_TASK_: Would you restate all the data that follows, word for word?

_Source records_:
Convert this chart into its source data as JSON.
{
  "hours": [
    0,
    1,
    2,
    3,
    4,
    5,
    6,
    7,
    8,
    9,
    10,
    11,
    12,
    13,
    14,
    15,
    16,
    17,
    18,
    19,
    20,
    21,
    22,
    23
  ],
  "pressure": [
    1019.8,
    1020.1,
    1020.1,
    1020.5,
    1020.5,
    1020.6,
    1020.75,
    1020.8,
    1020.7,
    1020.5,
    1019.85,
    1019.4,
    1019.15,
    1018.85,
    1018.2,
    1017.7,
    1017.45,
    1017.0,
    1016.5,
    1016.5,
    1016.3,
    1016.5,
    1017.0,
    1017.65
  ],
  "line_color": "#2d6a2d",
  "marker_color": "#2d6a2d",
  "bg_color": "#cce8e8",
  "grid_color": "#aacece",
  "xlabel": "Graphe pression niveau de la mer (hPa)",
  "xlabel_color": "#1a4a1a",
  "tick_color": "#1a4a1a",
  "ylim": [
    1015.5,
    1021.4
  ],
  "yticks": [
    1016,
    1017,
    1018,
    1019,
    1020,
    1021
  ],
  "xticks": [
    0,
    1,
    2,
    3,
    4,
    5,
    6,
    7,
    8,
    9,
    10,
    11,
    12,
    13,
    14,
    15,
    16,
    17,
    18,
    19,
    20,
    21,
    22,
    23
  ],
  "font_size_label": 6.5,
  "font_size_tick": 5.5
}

_ANSWER BELOW_:
Convert this chart into its source data as JSON.
{
  "hours": [
    0,
    1,
    2,
    3,
    4,
    5,
    6,
    7,
    8,
    9,
    10,
    11,
    12,
    13,
    14,
    15,
    16,
    17,
    18,
    19,
    20,
    21,
    22,
    23
  ],
  "pressure": [
    1019.8,
    1020.1,
    1020.1,
    1020.5,
    1020.5,
    1020.6,
    1020.75,
    1020.8,
    1020.7,
    1020.5,
    1019.85,
    1019.4,
    1019.15,
    1018.85,
    1018.2,
    1017.7,
    1017.45,
    1017.0,
    1016.5,
    1016.5,
    1016.3,
    1016.5,
    1017.0,
    1017.65
  ],
  "line_color": "#2d6a2d",
  "marker_color": "#2d6a2d",
  "bg_color": "#cce8e8",
  "grid_color": "#aacece",
  "xlabel": "Graphe pression niveau de la mer (hPa)",
  "xlabel_color": "#1a4a1a",
  "tick_color": "#1a4a1a",
  "ylim": [
    1015.5,
    1021.4
  ],
  "yticks": [
    1016,
    1017,
    1018,
    1019,
    1020,
    1021
  ],
  "xticks": [
    0,
    1,
    2,
    3,
    4,
    5,
    6,
    7,
    8,
    9,
    10,
    11,
    12,
    13,
    14,
    15,
    16,
    17,
    18,
    19,
    20,
    21,
    22,
    23
  ],
  "font_size_label": 6.5,
  "font_size_tick": 5.5
}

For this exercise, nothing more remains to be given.